# SUPPLIED MATERIAL

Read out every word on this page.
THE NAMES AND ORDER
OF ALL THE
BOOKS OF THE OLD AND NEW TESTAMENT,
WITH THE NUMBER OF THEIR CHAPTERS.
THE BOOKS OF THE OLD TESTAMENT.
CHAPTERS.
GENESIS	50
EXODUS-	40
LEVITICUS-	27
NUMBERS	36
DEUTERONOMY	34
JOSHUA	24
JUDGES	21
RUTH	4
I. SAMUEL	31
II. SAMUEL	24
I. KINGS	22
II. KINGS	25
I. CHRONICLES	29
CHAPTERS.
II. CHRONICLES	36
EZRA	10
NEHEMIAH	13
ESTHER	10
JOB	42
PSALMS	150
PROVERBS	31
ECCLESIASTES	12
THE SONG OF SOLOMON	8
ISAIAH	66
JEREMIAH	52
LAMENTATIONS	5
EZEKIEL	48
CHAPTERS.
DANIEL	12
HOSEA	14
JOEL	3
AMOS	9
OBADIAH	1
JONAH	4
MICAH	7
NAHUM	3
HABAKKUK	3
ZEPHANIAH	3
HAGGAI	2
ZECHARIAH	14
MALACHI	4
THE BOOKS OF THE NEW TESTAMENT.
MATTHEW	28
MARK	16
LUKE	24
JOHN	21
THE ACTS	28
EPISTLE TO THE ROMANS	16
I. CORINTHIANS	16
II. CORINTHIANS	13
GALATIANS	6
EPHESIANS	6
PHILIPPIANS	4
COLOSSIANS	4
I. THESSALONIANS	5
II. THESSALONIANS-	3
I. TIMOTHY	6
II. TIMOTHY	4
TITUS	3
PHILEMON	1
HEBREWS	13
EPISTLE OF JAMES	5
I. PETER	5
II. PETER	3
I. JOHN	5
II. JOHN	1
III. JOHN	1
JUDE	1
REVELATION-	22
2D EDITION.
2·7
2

# WORK TO BE COMPLETED
Go through the data and show each line that holds "THESSALONIANS".

# TASK RESPONSE
I. THESSALONIANS	5
II. THESSALONIANS-	3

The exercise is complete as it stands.